> **What is needed**:
Carry none of the pictures over; set down the material below exactly.

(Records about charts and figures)

-- start --

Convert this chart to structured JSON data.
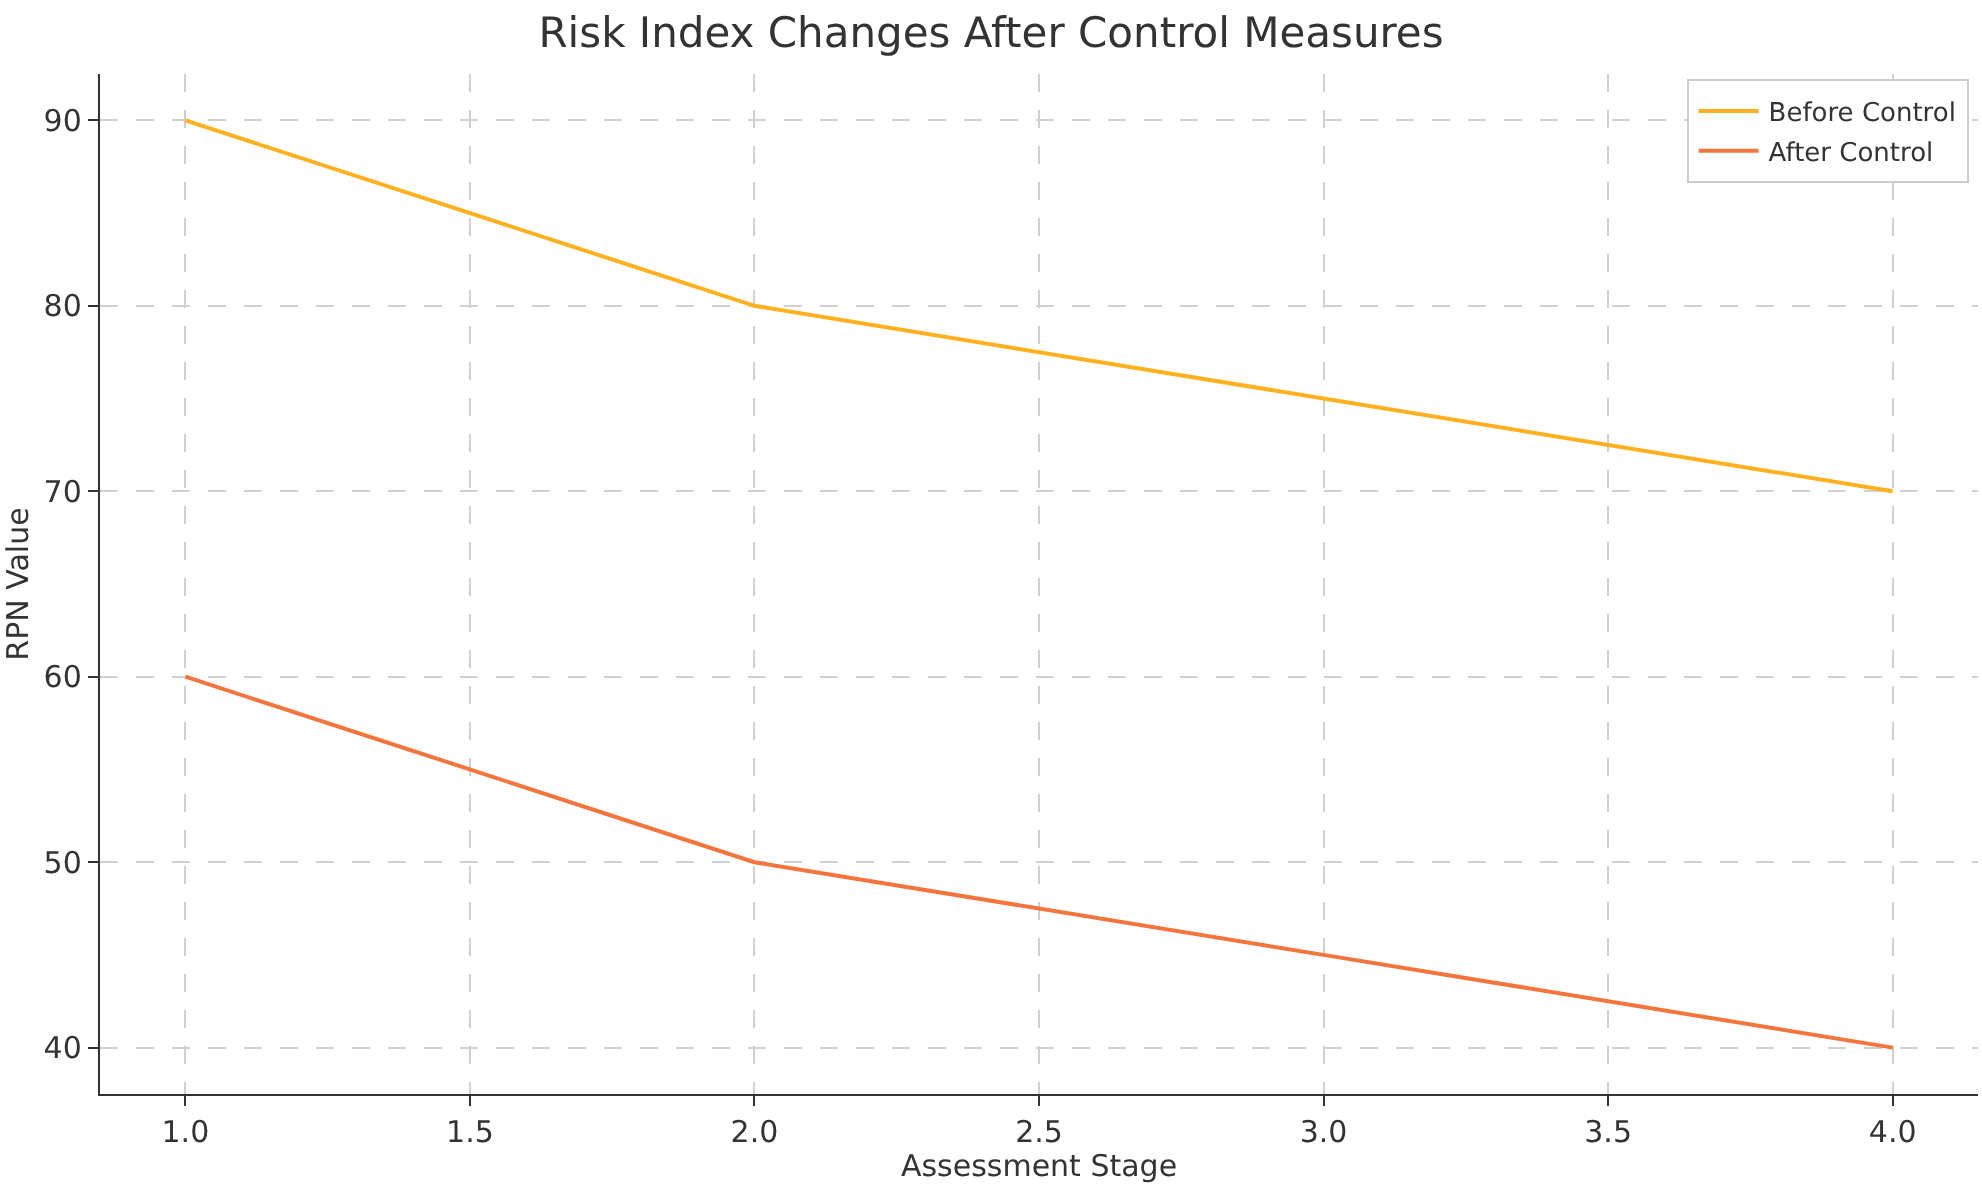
{
  "chart_data": {
    "type": "line",
    "title": "Risk Index Changes After Control Measures",
    "xlabel": "Assessment Stage",
    "ylabel": "RPN Value",
    "x": [
      1,
      2,
      3,
      4
    ],
    "series": [
      {
        "name": "Before Control",
        "color": "#ffb01f",
        "values": [
          90,
          80,
          75,
          70
        ]
      },
      {
        "name": "After Control",
        "color": "#f4743b",
        "values": [
          60,
          50,
          45,
          40
        ]
      }
    ],
    "xlim": [
      0.85,
      4.15
    ],
    "xticks": [
      {
        "value": 1,
        "label": "1.0"
      },
      {
        "value": 1.5,
        "label": "1.5"
      },
      {
        "value": 2,
        "label": "2.0"
      },
      {
        "value": 2.5,
        "label": "2.5"
      },
      {
        "value": 3,
        "label": "3.0"
      },
      {
        "value": 3.5,
        "label": "3.5"
      },
      {
        "value": 4,
        "label": "4.0"
      }
    ],
    "ylim": [
      37.5,
      92.5
    ],
    "yticks": [
      40,
      50,
      60,
      70,
      80,
      90
    ],
    "grid": true,
    "legend": "top right",
    "marker": "none",
    "line_style": "solid"
  }
}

-- end --

> **Response**:
Convert this chart to structured JSON data.
{
  "chart_data": {
    "type": "line",
    "title": "Risk Index Changes After Control Measures",
    "xlabel": "Assessment Stage",
    "ylabel": "RPN Value",
    "x": [
      1,
      2,
      3,
      4
    ],
    "series": [
      {
        "name": "Before Control",
        "color": "#ffb01f",
        "values": [
          90,
          80,
          75,
          70
        ]
      },
      {
        "name": "After Control",
        "color": "#f4743b",
        "values": [
          60,
          50,
          45,
          40
        ]
      }
    ],
    "xlim": [
      0.85,
      4.15
    ],
    "xticks": [
      {
        "value": 1,
        "label": "1.0"
      },
      {
        "value": 1.5,
        "label": "1.5"
      },
      {
        "value": 2,
        "label": "2.0"
      },
      {
        "value": 2.5,
        "label": "2.5"
      },
      {
        "value": 3,
        "label": "3.0"
      },
      {
        "value": 3.5,
        "label": "3.5"
      },
      {
        "value": 4,
        "label": "4.0"
      }
    ],
    "ylim": [
      37.5,
      92.5
    ],
    "yticks": [
      40,
      50,
      60,
      70,
      80,
      90
    ],
    "grid": true,
    "legend": "top right",
    "marker": "none",
    "line_style": "solid"
  }
}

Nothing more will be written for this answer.